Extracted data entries

==============================

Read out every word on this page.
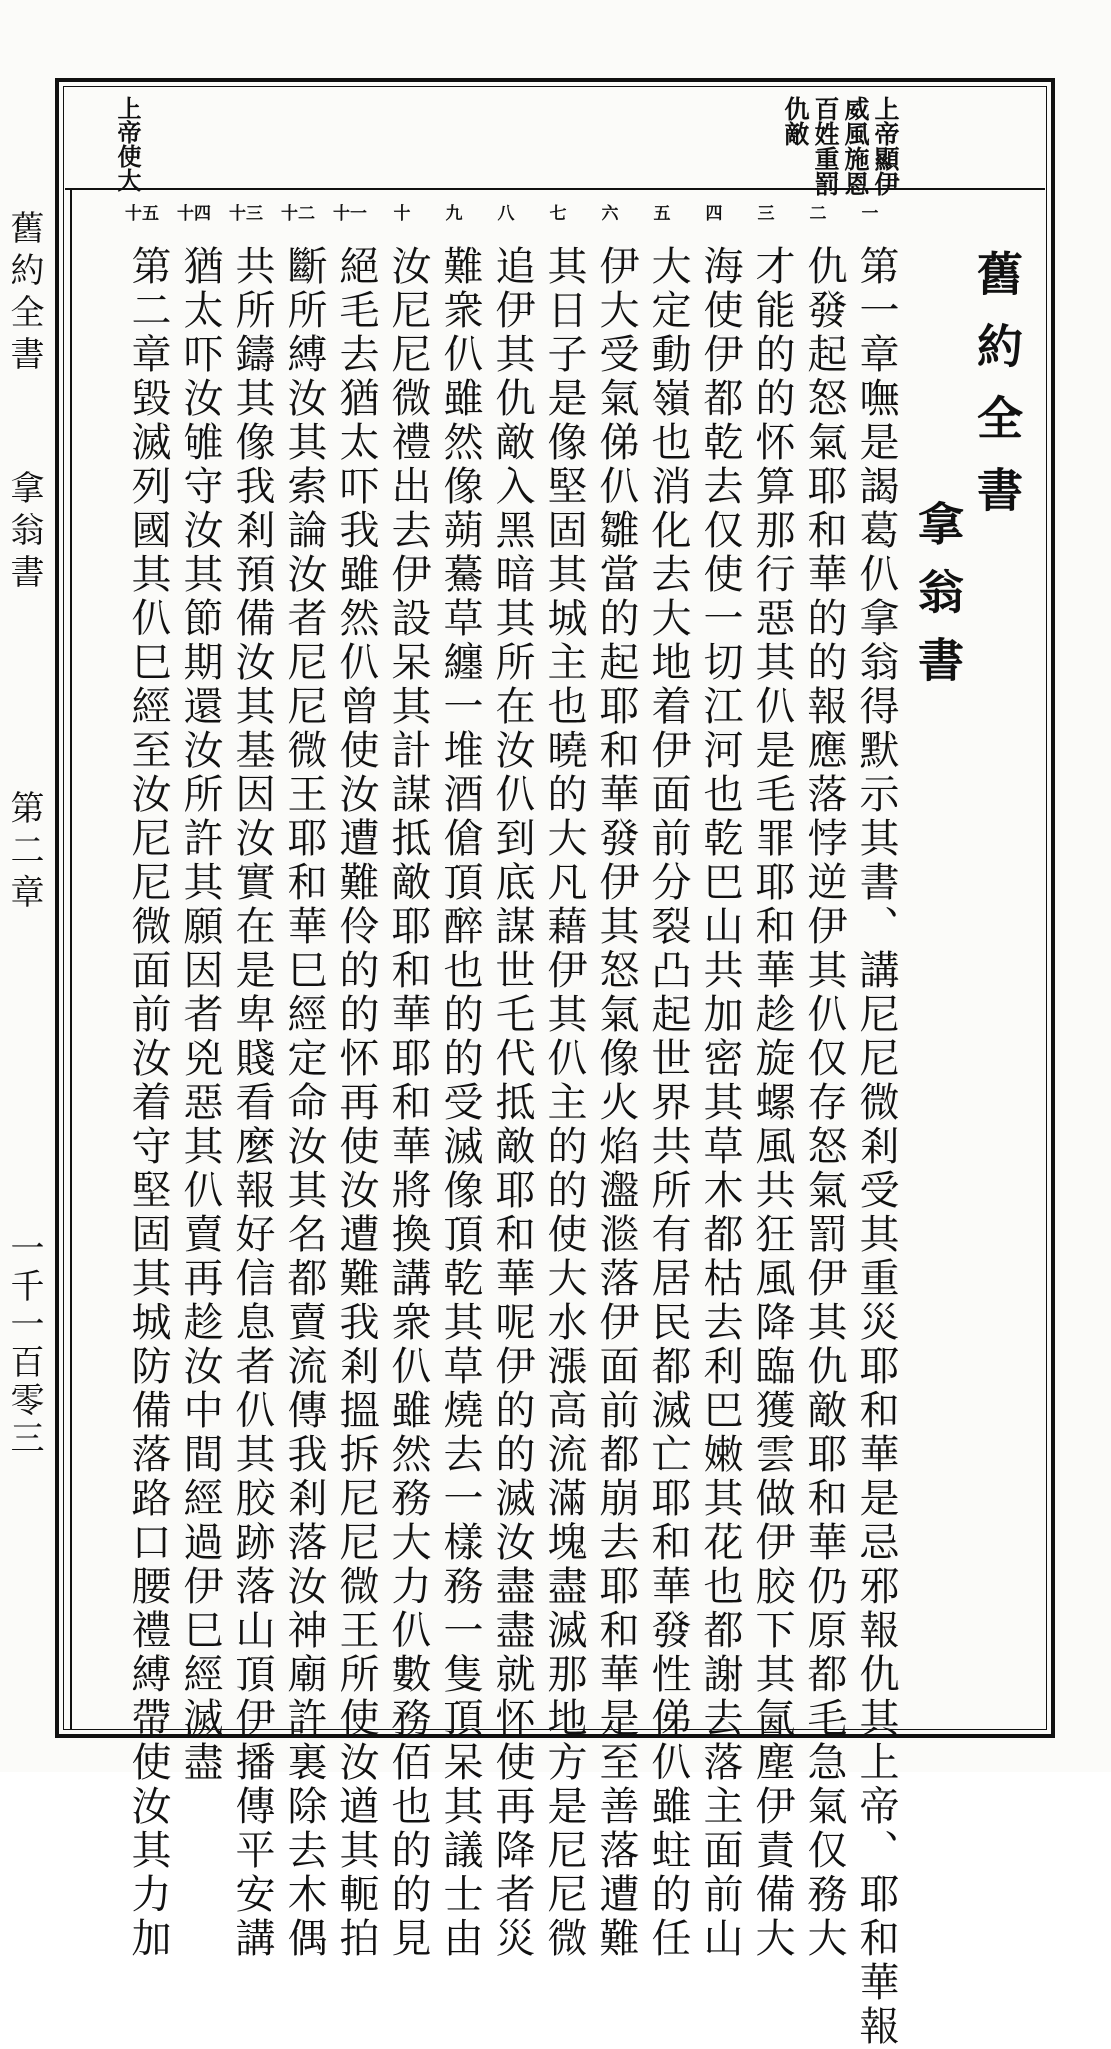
上帝顯伊
威風施恩
百姓重罰
仇敵
上帝使大
一
二
三
四
五
六
七
八
九
十
十一
十二
十三
十四
十五
舊約全書
拿翁書
第一章嘸是謁葛仈拿翁得默示其書、講尼尼微剎受其重災耶和華是忌邪報仇其上帝、耶和華報
仇發起怒氣耶和華的的報應落悖逆伊其仈仅存怒氣罰伊其仇敵耶和華仍原都毛急氣仅務大
才能的的怀算那行惡其仈是毛罪耶和華趁旋螺風共狂風降臨獲雲做伊胶下其氤塵伊責備大
海使伊都乾去仅使一切江河也乾巴山共加密其草木都枯去利巴嫩其花也都謝去落主面前山
大定動嶺也消化去大地着伊面前分裂凸起世界共所有居民都滅亡耶和華發性俤仈雖蛀的任
伊大受氣俤仈雛當的起耶和華發伊其怒氣像火焰瀊㴴落伊面前都崩去耶和華是至善落遭難
其日子是像堅固其城主也曉的大凡藉伊其仈主的的使大水漲高流滿塊盡滅那地方是尼尼微
追伊其仇敵入黑暗其所在汝仈到底謀世乇代抵敵耶和華呢伊的的滅汝盡盡就怀使再降者災
難衆仈雖然像蒴驀草纏一堆酒傖頂醉也的的受滅像頂乾其草燒去一樣務一隻頂呆其議士由
汝尼尼微禮出去伊設呆其計謀抵敵耶和華耶和華將換講衆仈雖然務大力仈數務佰也的的見
絕毛去猶太吓我雖然仈曾使汝遭難伶的的怀再使汝遭難我剎搵拆尼尼微王所使汝遒其軛拍
斷所縛汝其索論汝者尼尼微王耶和華巳經定命汝其名都賣流傳我剎落汝神廟許裏除去木偶
共所鑄其像我剎預備汝其基因汝實在是卑賤看麼報好信息者仈其胶跡落山頂伊播傳平安講
猶太吓汝雊守汝其節期還汝所許其願因者兇惡其仈賣再趁汝中間經過伊巳經滅盡
第二章毀滅列國其仈巳經至汝尼尼微面前汝着守堅固其城防備落路口腰禮縛帶使汝其力加
舊約全書
拿翁書
第二章
一千一百零三
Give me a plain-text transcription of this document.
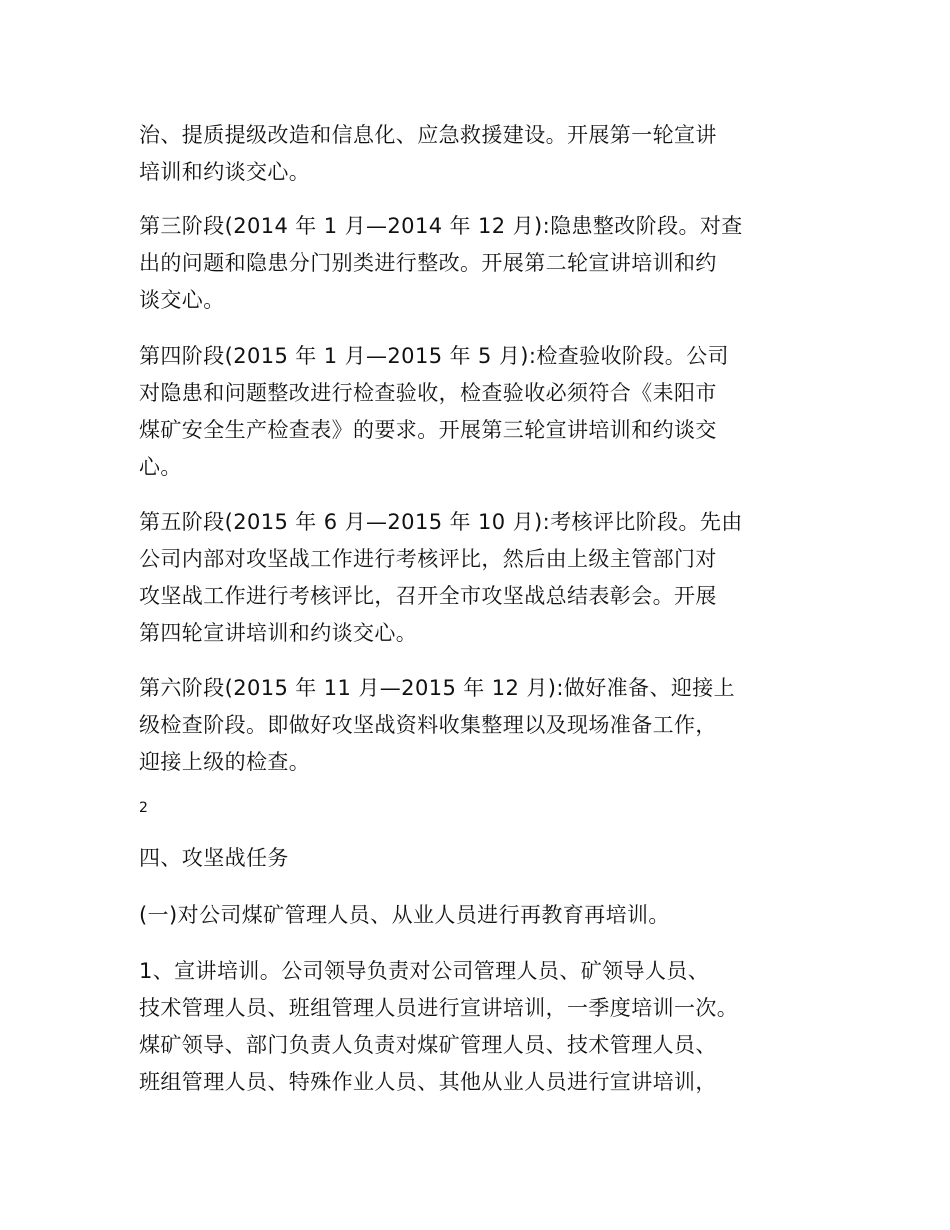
治、提质提级改造和信息化、应急救援建设。开展第一轮宣讲
培训和约谈交心。
第三阶段(2014 年 1 月—2014 年 12 月):隐患整改阶段。对查
出的问题和隐患分门别类进行整改。开展第二轮宣讲培训和约
谈交心。
第四阶段(2015 年 1 月—2015 年 5 月):检查验收阶段。公司
对隐患和问题整改进行检查验收，检查验收必须符合《耒阳市
煤矿安全生产检查表》的要求。开展第三轮宣讲培训和约谈交
心。
第五阶段(2015 年 6 月—2015 年 10 月):考核评比阶段。先由
公司内部对攻坚战工作进行考核评比，然后由上级主管部门对
攻坚战工作进行考核评比，召开全市攻坚战总结表彰会。开展
第四轮宣讲培训和约谈交心。
第六阶段(2015 年 11 月—2015 年 12 月):做好准备、迎接上
级检查阶段。即做好攻坚战资料收集整理以及现场准备工作，
迎接上级的检查。
2
四、攻坚战任务
(一)对公司煤矿管理人员、从业人员进行再教育再培训。
1、宣讲培训。公司领导负责对公司管理人员、矿领导人员、
技术管理人员、班组管理人员进行宣讲培训，一季度培训一次。
煤矿领导、部门负责人负责对煤矿管理人员、技术管理人员、
班组管理人员、特殊作业人员、其他从业人员进行宣讲培训，
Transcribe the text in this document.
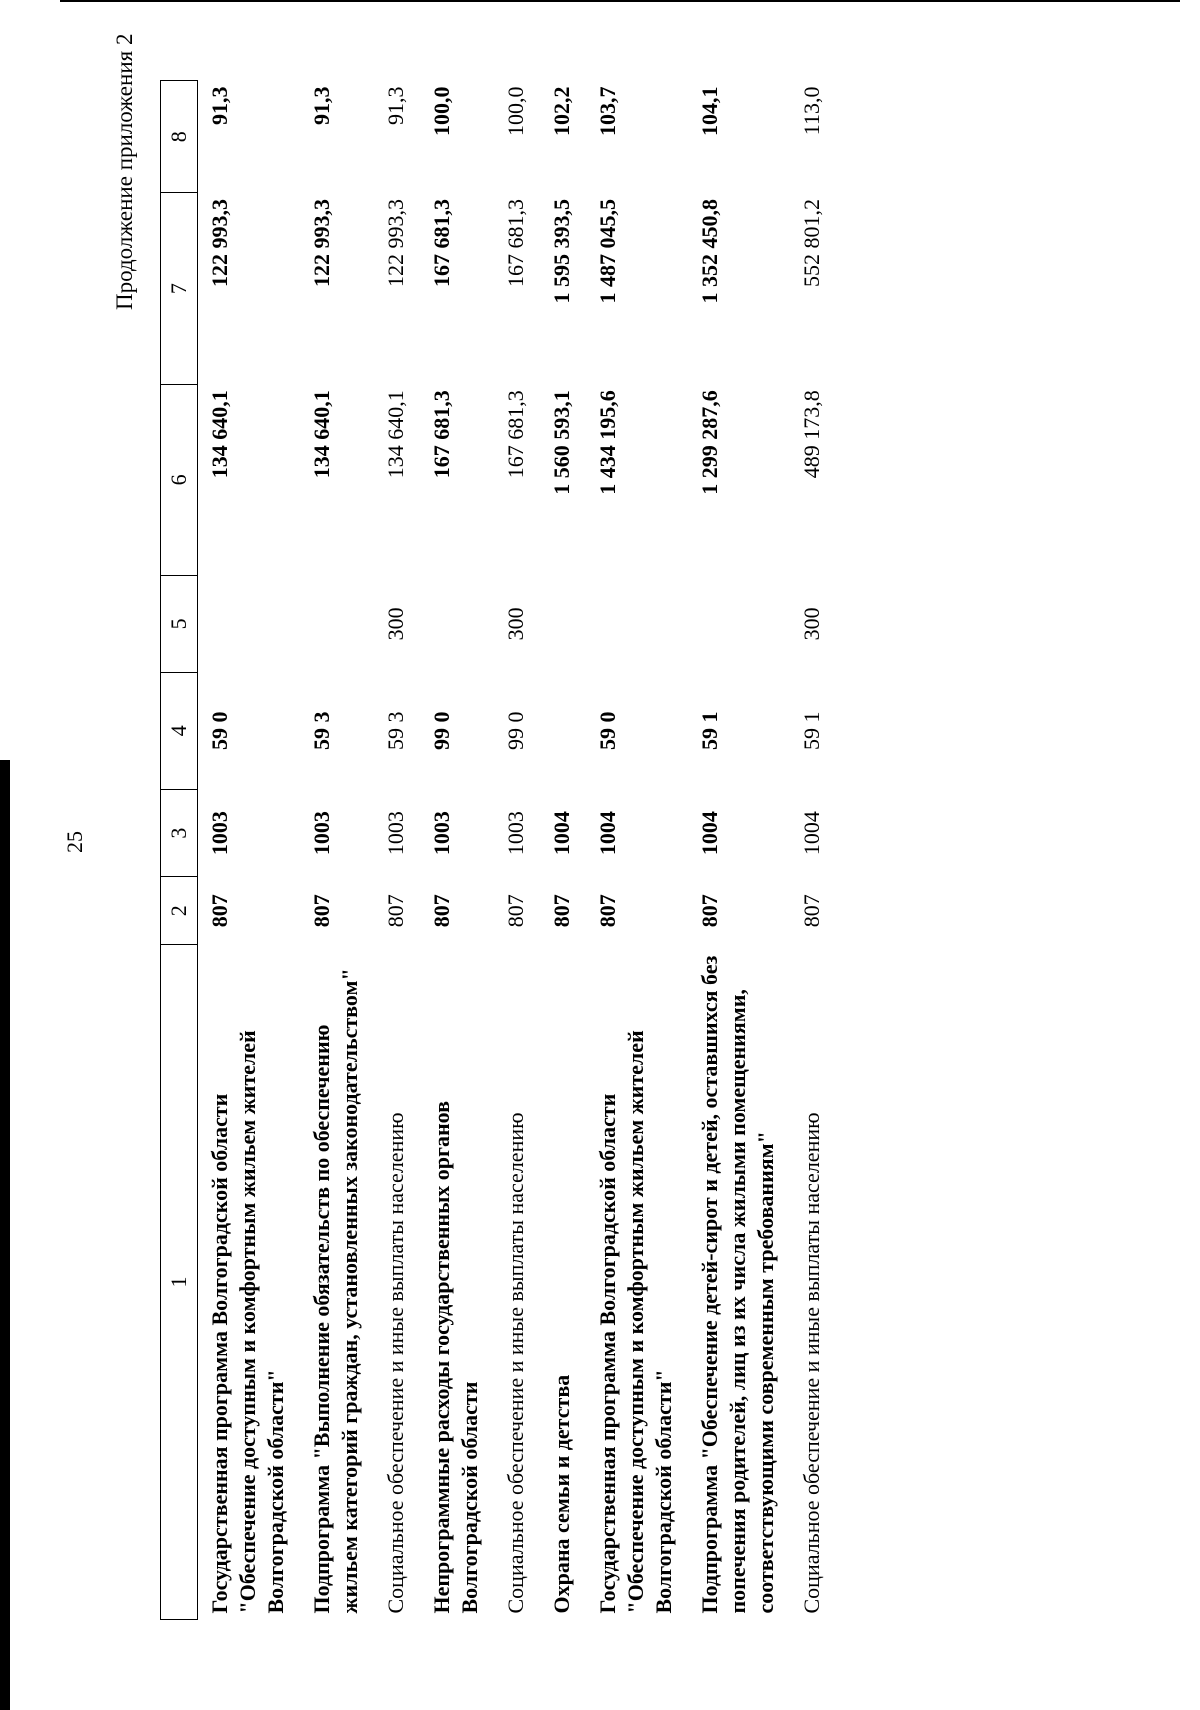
25
Продолжение приложения 2
1	2	3	4	5	6	7	8
Государственная программа Волгоградской области "Обеспечение доступным и комфортным жильем жителей Волгоградской области"	807	1003	59 0		134 640,1	122 993,3	91,3
Подпрограмма "Выполнение обязательств по обеспечению жильем категорий граждан, установленных законодательством"	807	1003	59 3		134 640,1	122 993,3	91,3
Социальное обеспечение и иные выплаты населению	807	1003	59 3	300	134 640,1	122 993,3	91,3
Непрограммные расходы государственных органов Волгоградской области	807	1003	99 0		167 681,3	167 681,3	100,0
Социальное обеспечение и иные выплаты населению	807	1003	99 0	300	167 681,3	167 681,3	100,0
Охрана семьи и детства	807	1004			1 560 593,1	1 595 393,5	102,2
Государственная программа Волгоградской области "Обеспечение доступным и комфортным жильем жителей Волгоградской области"	807	1004	59 0		1 434 195,6	1 487 045,5	103,7
Подпрограмма "Обеспечение детей-сирот и детей, оставшихся без попечения родителей, лиц из их числа жилыми помещениями, соответствующими современным требованиям"	807	1004	59 1		1 299 287,6	1 352 450,8	104,1
Социальное обеспечение и иные выплаты населению	807	1004	59 1	300	489 173,8	552 801,2	113,0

==============================

> **Work to do**: Search the entries for "this" and copy out each line that has it.

> **Exercise solution**:
Read out every word on this page.
Give me a plain-text transcription of this document.
Transcribe the text in this document.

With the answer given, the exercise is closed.